--- Begin AVAILABLE DATA ---

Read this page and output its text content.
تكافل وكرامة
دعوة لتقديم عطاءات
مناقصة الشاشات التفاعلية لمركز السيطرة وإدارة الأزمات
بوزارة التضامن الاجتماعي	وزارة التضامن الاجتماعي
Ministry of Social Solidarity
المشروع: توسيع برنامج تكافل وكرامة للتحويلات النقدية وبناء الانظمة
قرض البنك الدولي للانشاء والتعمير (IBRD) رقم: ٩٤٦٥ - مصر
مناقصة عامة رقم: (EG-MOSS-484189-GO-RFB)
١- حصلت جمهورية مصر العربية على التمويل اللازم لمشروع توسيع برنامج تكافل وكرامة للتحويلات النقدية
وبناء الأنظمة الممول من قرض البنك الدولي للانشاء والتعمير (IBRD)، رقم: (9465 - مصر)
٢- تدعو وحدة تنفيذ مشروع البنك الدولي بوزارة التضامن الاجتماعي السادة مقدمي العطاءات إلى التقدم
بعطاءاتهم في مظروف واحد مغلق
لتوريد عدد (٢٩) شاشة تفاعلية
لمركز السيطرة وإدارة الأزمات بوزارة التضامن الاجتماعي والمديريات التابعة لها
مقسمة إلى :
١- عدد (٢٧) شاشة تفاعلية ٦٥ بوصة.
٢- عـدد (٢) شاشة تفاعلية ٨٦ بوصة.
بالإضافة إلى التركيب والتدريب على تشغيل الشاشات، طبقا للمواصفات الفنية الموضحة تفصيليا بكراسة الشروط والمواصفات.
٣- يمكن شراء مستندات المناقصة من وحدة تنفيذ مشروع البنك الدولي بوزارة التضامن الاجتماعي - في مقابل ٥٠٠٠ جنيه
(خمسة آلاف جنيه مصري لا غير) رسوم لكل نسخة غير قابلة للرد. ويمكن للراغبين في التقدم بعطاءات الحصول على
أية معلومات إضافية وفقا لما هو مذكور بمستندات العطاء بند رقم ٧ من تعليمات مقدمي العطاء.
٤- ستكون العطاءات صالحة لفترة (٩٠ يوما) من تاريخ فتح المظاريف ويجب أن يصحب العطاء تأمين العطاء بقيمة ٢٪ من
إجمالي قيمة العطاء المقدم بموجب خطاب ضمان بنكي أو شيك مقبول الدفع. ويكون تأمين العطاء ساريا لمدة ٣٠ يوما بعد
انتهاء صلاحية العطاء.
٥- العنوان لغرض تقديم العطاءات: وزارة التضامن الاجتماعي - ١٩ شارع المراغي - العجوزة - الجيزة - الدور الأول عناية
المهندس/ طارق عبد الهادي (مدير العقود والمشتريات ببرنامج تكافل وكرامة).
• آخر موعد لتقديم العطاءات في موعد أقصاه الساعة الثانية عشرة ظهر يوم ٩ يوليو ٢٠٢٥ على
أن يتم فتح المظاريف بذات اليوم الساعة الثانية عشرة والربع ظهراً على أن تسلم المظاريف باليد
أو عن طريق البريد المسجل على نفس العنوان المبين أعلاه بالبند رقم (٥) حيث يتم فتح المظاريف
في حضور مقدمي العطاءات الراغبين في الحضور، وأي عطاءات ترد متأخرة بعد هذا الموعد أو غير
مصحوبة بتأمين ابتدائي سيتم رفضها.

--- End AVAILABLE DATA ---

• THE EXERCISE: Scan the material above for the string "IBRD" and report each line where you find it.

• SOLUTION TO THE EXERCISE:
قرض البنك الدولي للانشاء والتعمير (IBRD) رقم: ٩٤٦٥ - مصر
وبناء الأنظمة الممول من قرض البنك الدولي للانشاء والتعمير (IBRD)، رقم: (9465 - مصر)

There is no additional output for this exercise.